Transcribe all the entries word for word, omitting any pictures they contain.
○ ○ ○ ○ ○
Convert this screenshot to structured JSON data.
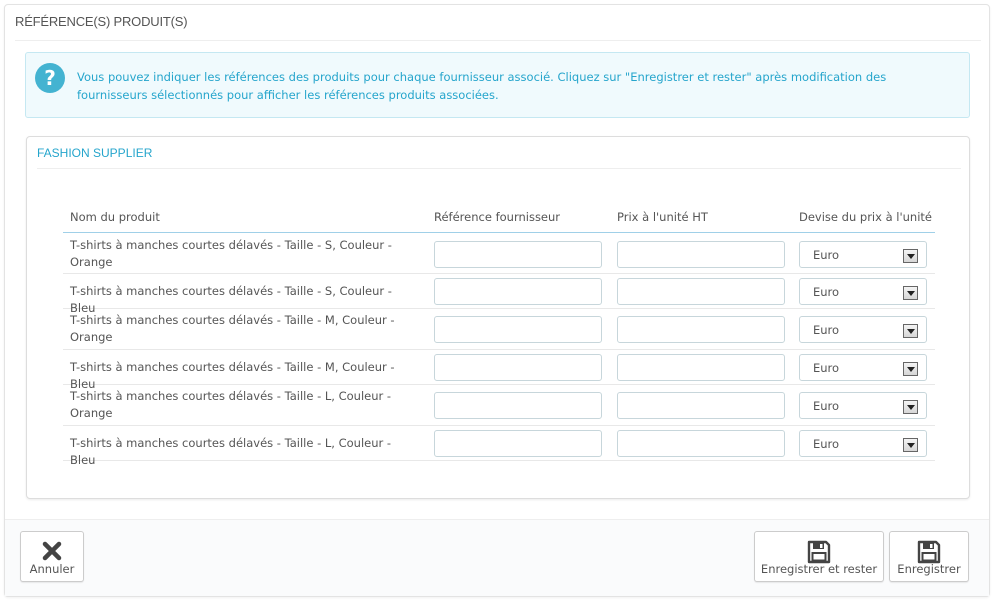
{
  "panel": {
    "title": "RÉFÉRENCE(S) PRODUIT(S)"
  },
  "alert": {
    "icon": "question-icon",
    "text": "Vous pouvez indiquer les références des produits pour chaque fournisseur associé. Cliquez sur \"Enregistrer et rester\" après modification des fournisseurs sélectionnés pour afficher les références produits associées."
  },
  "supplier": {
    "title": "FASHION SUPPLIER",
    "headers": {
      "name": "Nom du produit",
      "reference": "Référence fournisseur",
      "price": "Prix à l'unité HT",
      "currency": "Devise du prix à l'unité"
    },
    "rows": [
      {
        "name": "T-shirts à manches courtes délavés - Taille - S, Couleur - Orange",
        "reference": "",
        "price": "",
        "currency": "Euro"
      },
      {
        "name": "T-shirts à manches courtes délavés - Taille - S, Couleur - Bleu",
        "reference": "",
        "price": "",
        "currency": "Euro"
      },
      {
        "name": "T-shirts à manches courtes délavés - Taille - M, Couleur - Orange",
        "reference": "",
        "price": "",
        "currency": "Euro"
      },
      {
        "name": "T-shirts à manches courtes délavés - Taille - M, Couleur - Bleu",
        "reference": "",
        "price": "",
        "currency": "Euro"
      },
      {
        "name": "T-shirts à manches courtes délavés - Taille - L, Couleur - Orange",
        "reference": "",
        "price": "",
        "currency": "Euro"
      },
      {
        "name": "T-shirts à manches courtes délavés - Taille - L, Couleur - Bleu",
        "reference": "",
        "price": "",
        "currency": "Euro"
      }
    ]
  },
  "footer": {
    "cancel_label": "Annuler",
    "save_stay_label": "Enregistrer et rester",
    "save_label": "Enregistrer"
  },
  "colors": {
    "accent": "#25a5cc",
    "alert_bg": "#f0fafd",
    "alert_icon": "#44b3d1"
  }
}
○ ○ ○ ○ ○
**Task solution**:
Convert this screenshot to structured JSON data.
{
  "panel": {
    "title": "RÉFÉRENCE(S) PRODUIT(S)"
  },
  "alert": {
    "icon": "question-icon",
    "text": "Vous pouvez indiquer les références des produits pour chaque fournisseur associé. Cliquez sur \"Enregistrer et rester\" après modification des fournisseurs sélectionnés pour afficher les références produits associées."
  },
  "supplier": {
    "title": "FASHION SUPPLIER",
    "headers": {
      "name": "Nom du produit",
      "reference": "Référence fournisseur",
      "price": "Prix à l'unité HT",
      "currency": "Devise du prix à l'unité"
    },
    "rows": [
      {
        "name": "T-shirts à manches courtes délavés - Taille - S, Couleur - Orange",
        "reference": "",
        "price": "",
        "currency": "Euro"
      },
      {
        "name": "T-shirts à manches courtes délavés - Taille - S, Couleur - Bleu",
        "reference": "",
        "price": "",
        "currency": "Euro"
      },
      {
        "name": "T-shirts à manches courtes délavés - Taille - M, Couleur - Orange",
        "reference": "",
        "price": "",
        "currency": "Euro"
      },
      {
        "name": "T-shirts à manches courtes délavés - Taille - M, Couleur - Bleu",
        "reference": "",
        "price": "",
        "currency": "Euro"
      },
      {
        "name": "T-shirts à manches courtes délavés - Taille - L, Couleur - Orange",
        "reference": "",
        "price": "",
        "currency": "Euro"
      },
      {
        "name": "T-shirts à manches courtes délavés - Taille - L, Couleur - Bleu",
        "reference": "",
        "price": "",
        "currency": "Euro"
      }
    ]
  },
  "footer": {
    "cancel_label": "Annuler",
    "save_stay_label": "Enregistrer et rester",
    "save_label": "Enregistrer"
  },
  "colors": {
    "accent": "#25a5cc",
    "alert_bg": "#f0fafd",
    "alert_icon": "#44b3d1"
  }
}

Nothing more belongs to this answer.